[Task data]

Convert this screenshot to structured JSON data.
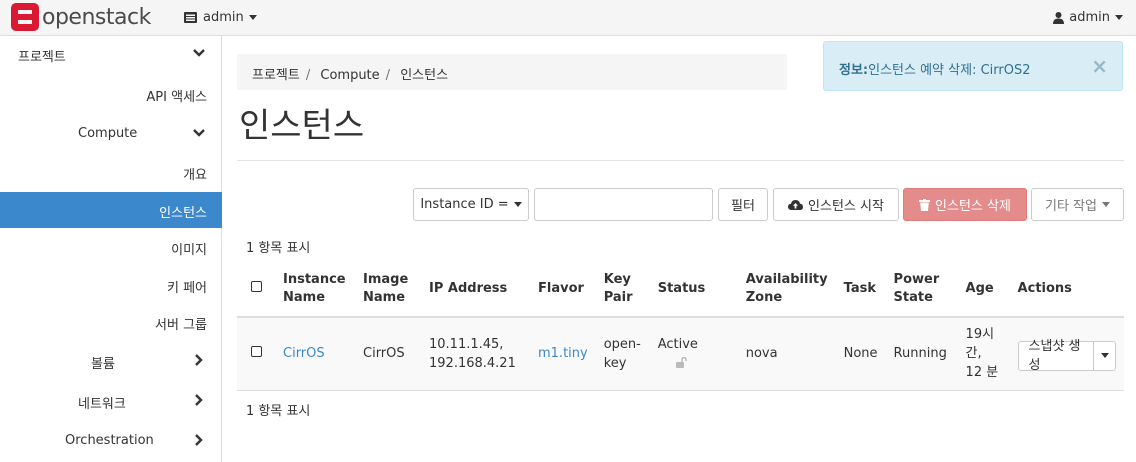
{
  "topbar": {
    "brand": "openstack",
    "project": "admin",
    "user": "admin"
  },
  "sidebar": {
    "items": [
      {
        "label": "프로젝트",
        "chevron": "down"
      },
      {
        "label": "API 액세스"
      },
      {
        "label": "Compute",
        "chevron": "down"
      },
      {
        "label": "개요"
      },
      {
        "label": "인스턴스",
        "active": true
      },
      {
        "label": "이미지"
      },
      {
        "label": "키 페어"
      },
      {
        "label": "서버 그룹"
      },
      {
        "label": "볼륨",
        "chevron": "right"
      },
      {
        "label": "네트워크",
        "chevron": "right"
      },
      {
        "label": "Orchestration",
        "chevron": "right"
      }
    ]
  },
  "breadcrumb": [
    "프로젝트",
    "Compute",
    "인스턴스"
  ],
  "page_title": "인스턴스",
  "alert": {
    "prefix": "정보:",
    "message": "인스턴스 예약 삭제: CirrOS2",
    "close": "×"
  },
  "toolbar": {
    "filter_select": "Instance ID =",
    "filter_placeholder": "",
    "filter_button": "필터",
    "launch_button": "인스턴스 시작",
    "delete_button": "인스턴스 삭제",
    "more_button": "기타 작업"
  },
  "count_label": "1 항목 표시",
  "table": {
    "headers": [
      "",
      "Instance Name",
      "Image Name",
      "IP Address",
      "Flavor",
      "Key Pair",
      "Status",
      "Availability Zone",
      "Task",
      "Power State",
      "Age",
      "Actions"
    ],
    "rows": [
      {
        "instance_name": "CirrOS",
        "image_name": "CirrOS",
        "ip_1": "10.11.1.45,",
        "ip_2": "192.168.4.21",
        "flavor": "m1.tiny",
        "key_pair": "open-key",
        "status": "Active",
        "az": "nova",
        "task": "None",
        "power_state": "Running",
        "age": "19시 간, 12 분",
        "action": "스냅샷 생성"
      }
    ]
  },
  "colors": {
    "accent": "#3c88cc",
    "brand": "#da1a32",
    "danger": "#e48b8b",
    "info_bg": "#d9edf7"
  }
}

[Set problem] Transcribe all of the entries word for word, but skip any pictures they contain.

[Output below]
Convert this screenshot to structured JSON data.
{
  "topbar": {
    "brand": "openstack",
    "project": "admin",
    "user": "admin"
  },
  "sidebar": {
    "items": [
      {
        "label": "프로젝트",
        "chevron": "down"
      },
      {
        "label": "API 액세스"
      },
      {
        "label": "Compute",
        "chevron": "down"
      },
      {
        "label": "개요"
      },
      {
        "label": "인스턴스",
        "active": true
      },
      {
        "label": "이미지"
      },
      {
        "label": "키 페어"
      },
      {
        "label": "서버 그룹"
      },
      {
        "label": "볼륨",
        "chevron": "right"
      },
      {
        "label": "네트워크",
        "chevron": "right"
      },
      {
        "label": "Orchestration",
        "chevron": "right"
      }
    ]
  },
  "breadcrumb": [
    "프로젝트",
    "Compute",
    "인스턴스"
  ],
  "page_title": "인스턴스",
  "alert": {
    "prefix": "정보:",
    "message": "인스턴스 예약 삭제: CirrOS2",
    "close": "×"
  },
  "toolbar": {
    "filter_select": "Instance ID =",
    "filter_placeholder": "",
    "filter_button": "필터",
    "launch_button": "인스턴스 시작",
    "delete_button": "인스턴스 삭제",
    "more_button": "기타 작업"
  },
  "count_label": "1 항목 표시",
  "table": {
    "headers": [
      "",
      "Instance Name",
      "Image Name",
      "IP Address",
      "Flavor",
      "Key Pair",
      "Status",
      "Availability Zone",
      "Task",
      "Power State",
      "Age",
      "Actions"
    ],
    "rows": [
      {
        "instance_name": "CirrOS",
        "image_name": "CirrOS",
        "ip_1": "10.11.1.45,",
        "ip_2": "192.168.4.21",
        "flavor": "m1.tiny",
        "key_pair": "open-key",
        "status": "Active",
        "az": "nova",
        "task": "None",
        "power_state": "Running",
        "age": "19시 간, 12 분",
        "action": "스냅샷 생성"
      }
    ]
  },
  "colors": {
    "accent": "#3c88cc",
    "brand": "#da1a32",
    "danger": "#e48b8b",
    "info_bg": "#d9edf7"
  }
}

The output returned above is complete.